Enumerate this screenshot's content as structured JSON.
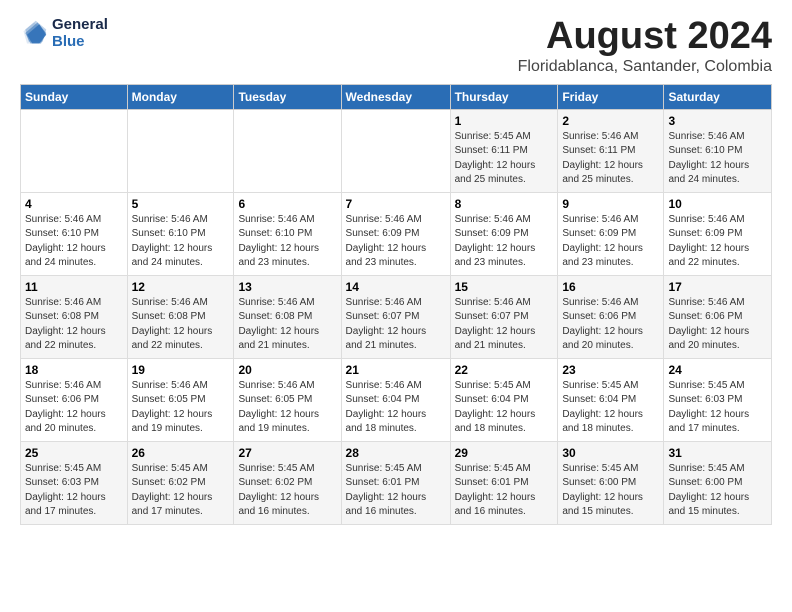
{
  "logo": {
    "line1": "General",
    "line2": "Blue"
  },
  "title": "August 2024",
  "subtitle": "Floridablanca, Santander, Colombia",
  "header": {
    "accent_color": "#2a6db5"
  },
  "days_of_week": [
    "Sunday",
    "Monday",
    "Tuesday",
    "Wednesday",
    "Thursday",
    "Friday",
    "Saturday"
  ],
  "weeks": [
    [
      {
        "day": "",
        "text": ""
      },
      {
        "day": "",
        "text": ""
      },
      {
        "day": "",
        "text": ""
      },
      {
        "day": "",
        "text": ""
      },
      {
        "day": "1",
        "text": "Sunrise: 5:45 AM\nSunset: 6:11 PM\nDaylight: 12 hours\nand 25 minutes."
      },
      {
        "day": "2",
        "text": "Sunrise: 5:46 AM\nSunset: 6:11 PM\nDaylight: 12 hours\nand 25 minutes."
      },
      {
        "day": "3",
        "text": "Sunrise: 5:46 AM\nSunset: 6:10 PM\nDaylight: 12 hours\nand 24 minutes."
      }
    ],
    [
      {
        "day": "4",
        "text": "Sunrise: 5:46 AM\nSunset: 6:10 PM\nDaylight: 12 hours\nand 24 minutes."
      },
      {
        "day": "5",
        "text": "Sunrise: 5:46 AM\nSunset: 6:10 PM\nDaylight: 12 hours\nand 24 minutes."
      },
      {
        "day": "6",
        "text": "Sunrise: 5:46 AM\nSunset: 6:10 PM\nDaylight: 12 hours\nand 23 minutes."
      },
      {
        "day": "7",
        "text": "Sunrise: 5:46 AM\nSunset: 6:09 PM\nDaylight: 12 hours\nand 23 minutes."
      },
      {
        "day": "8",
        "text": "Sunrise: 5:46 AM\nSunset: 6:09 PM\nDaylight: 12 hours\nand 23 minutes."
      },
      {
        "day": "9",
        "text": "Sunrise: 5:46 AM\nSunset: 6:09 PM\nDaylight: 12 hours\nand 23 minutes."
      },
      {
        "day": "10",
        "text": "Sunrise: 5:46 AM\nSunset: 6:09 PM\nDaylight: 12 hours\nand 22 minutes."
      }
    ],
    [
      {
        "day": "11",
        "text": "Sunrise: 5:46 AM\nSunset: 6:08 PM\nDaylight: 12 hours\nand 22 minutes."
      },
      {
        "day": "12",
        "text": "Sunrise: 5:46 AM\nSunset: 6:08 PM\nDaylight: 12 hours\nand 22 minutes."
      },
      {
        "day": "13",
        "text": "Sunrise: 5:46 AM\nSunset: 6:08 PM\nDaylight: 12 hours\nand 21 minutes."
      },
      {
        "day": "14",
        "text": "Sunrise: 5:46 AM\nSunset: 6:07 PM\nDaylight: 12 hours\nand 21 minutes."
      },
      {
        "day": "15",
        "text": "Sunrise: 5:46 AM\nSunset: 6:07 PM\nDaylight: 12 hours\nand 21 minutes."
      },
      {
        "day": "16",
        "text": "Sunrise: 5:46 AM\nSunset: 6:06 PM\nDaylight: 12 hours\nand 20 minutes."
      },
      {
        "day": "17",
        "text": "Sunrise: 5:46 AM\nSunset: 6:06 PM\nDaylight: 12 hours\nand 20 minutes."
      }
    ],
    [
      {
        "day": "18",
        "text": "Sunrise: 5:46 AM\nSunset: 6:06 PM\nDaylight: 12 hours\nand 20 minutes."
      },
      {
        "day": "19",
        "text": "Sunrise: 5:46 AM\nSunset: 6:05 PM\nDaylight: 12 hours\nand 19 minutes."
      },
      {
        "day": "20",
        "text": "Sunrise: 5:46 AM\nSunset: 6:05 PM\nDaylight: 12 hours\nand 19 minutes."
      },
      {
        "day": "21",
        "text": "Sunrise: 5:46 AM\nSunset: 6:04 PM\nDaylight: 12 hours\nand 18 minutes."
      },
      {
        "day": "22",
        "text": "Sunrise: 5:45 AM\nSunset: 6:04 PM\nDaylight: 12 hours\nand 18 minutes."
      },
      {
        "day": "23",
        "text": "Sunrise: 5:45 AM\nSunset: 6:04 PM\nDaylight: 12 hours\nand 18 minutes."
      },
      {
        "day": "24",
        "text": "Sunrise: 5:45 AM\nSunset: 6:03 PM\nDaylight: 12 hours\nand 17 minutes."
      }
    ],
    [
      {
        "day": "25",
        "text": "Sunrise: 5:45 AM\nSunset: 6:03 PM\nDaylight: 12 hours\nand 17 minutes."
      },
      {
        "day": "26",
        "text": "Sunrise: 5:45 AM\nSunset: 6:02 PM\nDaylight: 12 hours\nand 17 minutes."
      },
      {
        "day": "27",
        "text": "Sunrise: 5:45 AM\nSunset: 6:02 PM\nDaylight: 12 hours\nand 16 minutes."
      },
      {
        "day": "28",
        "text": "Sunrise: 5:45 AM\nSunset: 6:01 PM\nDaylight: 12 hours\nand 16 minutes."
      },
      {
        "day": "29",
        "text": "Sunrise: 5:45 AM\nSunset: 6:01 PM\nDaylight: 12 hours\nand 16 minutes."
      },
      {
        "day": "30",
        "text": "Sunrise: 5:45 AM\nSunset: 6:00 PM\nDaylight: 12 hours\nand 15 minutes."
      },
      {
        "day": "31",
        "text": "Sunrise: 5:45 AM\nSunset: 6:00 PM\nDaylight: 12 hours\nand 15 minutes."
      }
    ]
  ]
}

▶ [Given instruction]:
Write out again every line above exactly as given; the pictures do not belong in the copy.

▶ [Exercise result]:
Enumerate this screenshot's content as structured JSON.
{
  "logo": {
    "line1": "General",
    "line2": "Blue"
  },
  "title": "August 2024",
  "subtitle": "Floridablanca, Santander, Colombia",
  "header": {
    "accent_color": "#2a6db5"
  },
  "days_of_week": [
    "Sunday",
    "Monday",
    "Tuesday",
    "Wednesday",
    "Thursday",
    "Friday",
    "Saturday"
  ],
  "weeks": [
    [
      {
        "day": "",
        "text": ""
      },
      {
        "day": "",
        "text": ""
      },
      {
        "day": "",
        "text": ""
      },
      {
        "day": "",
        "text": ""
      },
      {
        "day": "1",
        "text": "Sunrise: 5:45 AM\nSunset: 6:11 PM\nDaylight: 12 hours\nand 25 minutes."
      },
      {
        "day": "2",
        "text": "Sunrise: 5:46 AM\nSunset: 6:11 PM\nDaylight: 12 hours\nand 25 minutes."
      },
      {
        "day": "3",
        "text": "Sunrise: 5:46 AM\nSunset: 6:10 PM\nDaylight: 12 hours\nand 24 minutes."
      }
    ],
    [
      {
        "day": "4",
        "text": "Sunrise: 5:46 AM\nSunset: 6:10 PM\nDaylight: 12 hours\nand 24 minutes."
      },
      {
        "day": "5",
        "text": "Sunrise: 5:46 AM\nSunset: 6:10 PM\nDaylight: 12 hours\nand 24 minutes."
      },
      {
        "day": "6",
        "text": "Sunrise: 5:46 AM\nSunset: 6:10 PM\nDaylight: 12 hours\nand 23 minutes."
      },
      {
        "day": "7",
        "text": "Sunrise: 5:46 AM\nSunset: 6:09 PM\nDaylight: 12 hours\nand 23 minutes."
      },
      {
        "day": "8",
        "text": "Sunrise: 5:46 AM\nSunset: 6:09 PM\nDaylight: 12 hours\nand 23 minutes."
      },
      {
        "day": "9",
        "text": "Sunrise: 5:46 AM\nSunset: 6:09 PM\nDaylight: 12 hours\nand 23 minutes."
      },
      {
        "day": "10",
        "text": "Sunrise: 5:46 AM\nSunset: 6:09 PM\nDaylight: 12 hours\nand 22 minutes."
      }
    ],
    [
      {
        "day": "11",
        "text": "Sunrise: 5:46 AM\nSunset: 6:08 PM\nDaylight: 12 hours\nand 22 minutes."
      },
      {
        "day": "12",
        "text": "Sunrise: 5:46 AM\nSunset: 6:08 PM\nDaylight: 12 hours\nand 22 minutes."
      },
      {
        "day": "13",
        "text": "Sunrise: 5:46 AM\nSunset: 6:08 PM\nDaylight: 12 hours\nand 21 minutes."
      },
      {
        "day": "14",
        "text": "Sunrise: 5:46 AM\nSunset: 6:07 PM\nDaylight: 12 hours\nand 21 minutes."
      },
      {
        "day": "15",
        "text": "Sunrise: 5:46 AM\nSunset: 6:07 PM\nDaylight: 12 hours\nand 21 minutes."
      },
      {
        "day": "16",
        "text": "Sunrise: 5:46 AM\nSunset: 6:06 PM\nDaylight: 12 hours\nand 20 minutes."
      },
      {
        "day": "17",
        "text": "Sunrise: 5:46 AM\nSunset: 6:06 PM\nDaylight: 12 hours\nand 20 minutes."
      }
    ],
    [
      {
        "day": "18",
        "text": "Sunrise: 5:46 AM\nSunset: 6:06 PM\nDaylight: 12 hours\nand 20 minutes."
      },
      {
        "day": "19",
        "text": "Sunrise: 5:46 AM\nSunset: 6:05 PM\nDaylight: 12 hours\nand 19 minutes."
      },
      {
        "day": "20",
        "text": "Sunrise: 5:46 AM\nSunset: 6:05 PM\nDaylight: 12 hours\nand 19 minutes."
      },
      {
        "day": "21",
        "text": "Sunrise: 5:46 AM\nSunset: 6:04 PM\nDaylight: 12 hours\nand 18 minutes."
      },
      {
        "day": "22",
        "text": "Sunrise: 5:45 AM\nSunset: 6:04 PM\nDaylight: 12 hours\nand 18 minutes."
      },
      {
        "day": "23",
        "text": "Sunrise: 5:45 AM\nSunset: 6:04 PM\nDaylight: 12 hours\nand 18 minutes."
      },
      {
        "day": "24",
        "text": "Sunrise: 5:45 AM\nSunset: 6:03 PM\nDaylight: 12 hours\nand 17 minutes."
      }
    ],
    [
      {
        "day": "25",
        "text": "Sunrise: 5:45 AM\nSunset: 6:03 PM\nDaylight: 12 hours\nand 17 minutes."
      },
      {
        "day": "26",
        "text": "Sunrise: 5:45 AM\nSunset: 6:02 PM\nDaylight: 12 hours\nand 17 minutes."
      },
      {
        "day": "27",
        "text": "Sunrise: 5:45 AM\nSunset: 6:02 PM\nDaylight: 12 hours\nand 16 minutes."
      },
      {
        "day": "28",
        "text": "Sunrise: 5:45 AM\nSunset: 6:01 PM\nDaylight: 12 hours\nand 16 minutes."
      },
      {
        "day": "29",
        "text": "Sunrise: 5:45 AM\nSunset: 6:01 PM\nDaylight: 12 hours\nand 16 minutes."
      },
      {
        "day": "30",
        "text": "Sunrise: 5:45 AM\nSunset: 6:00 PM\nDaylight: 12 hours\nand 15 minutes."
      },
      {
        "day": "31",
        "text": "Sunrise: 5:45 AM\nSunset: 6:00 PM\nDaylight: 12 hours\nand 15 minutes."
      }
    ]
  ]
}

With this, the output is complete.